SOURCE RECORDS:

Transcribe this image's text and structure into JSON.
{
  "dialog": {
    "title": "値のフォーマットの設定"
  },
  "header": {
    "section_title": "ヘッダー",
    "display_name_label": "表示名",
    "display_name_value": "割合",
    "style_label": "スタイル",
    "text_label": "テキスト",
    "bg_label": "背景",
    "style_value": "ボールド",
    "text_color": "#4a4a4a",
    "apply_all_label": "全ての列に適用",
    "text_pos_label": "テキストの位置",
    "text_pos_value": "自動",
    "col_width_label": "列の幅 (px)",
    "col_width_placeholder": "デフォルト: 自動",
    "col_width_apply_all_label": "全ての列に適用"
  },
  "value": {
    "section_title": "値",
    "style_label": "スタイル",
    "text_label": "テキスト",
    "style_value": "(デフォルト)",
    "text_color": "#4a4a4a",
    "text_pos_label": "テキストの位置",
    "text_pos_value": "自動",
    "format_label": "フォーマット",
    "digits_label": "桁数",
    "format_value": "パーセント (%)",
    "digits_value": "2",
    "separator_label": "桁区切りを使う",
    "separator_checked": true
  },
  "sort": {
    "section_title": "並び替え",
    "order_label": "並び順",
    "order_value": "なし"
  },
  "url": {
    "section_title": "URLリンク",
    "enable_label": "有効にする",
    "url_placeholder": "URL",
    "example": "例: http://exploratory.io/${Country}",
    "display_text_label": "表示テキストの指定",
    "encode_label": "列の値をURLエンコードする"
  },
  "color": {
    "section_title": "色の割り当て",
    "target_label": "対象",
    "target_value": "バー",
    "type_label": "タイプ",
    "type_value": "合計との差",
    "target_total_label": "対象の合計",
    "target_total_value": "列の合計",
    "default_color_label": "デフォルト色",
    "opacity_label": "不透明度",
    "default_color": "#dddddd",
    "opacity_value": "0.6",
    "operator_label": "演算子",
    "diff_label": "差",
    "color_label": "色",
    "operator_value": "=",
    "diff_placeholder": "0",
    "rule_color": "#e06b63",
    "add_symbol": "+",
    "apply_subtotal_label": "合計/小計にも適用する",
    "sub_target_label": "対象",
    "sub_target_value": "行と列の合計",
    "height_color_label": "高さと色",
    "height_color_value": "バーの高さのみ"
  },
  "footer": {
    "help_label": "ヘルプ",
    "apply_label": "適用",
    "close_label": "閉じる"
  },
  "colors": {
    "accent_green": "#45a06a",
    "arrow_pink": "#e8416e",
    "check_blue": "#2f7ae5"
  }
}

DESCRIPTION OF THE TASK: Each line of the data that includes the word "全ての列に適用" counts once; report the total and nothing more.

EXPECTED ANSWER: 2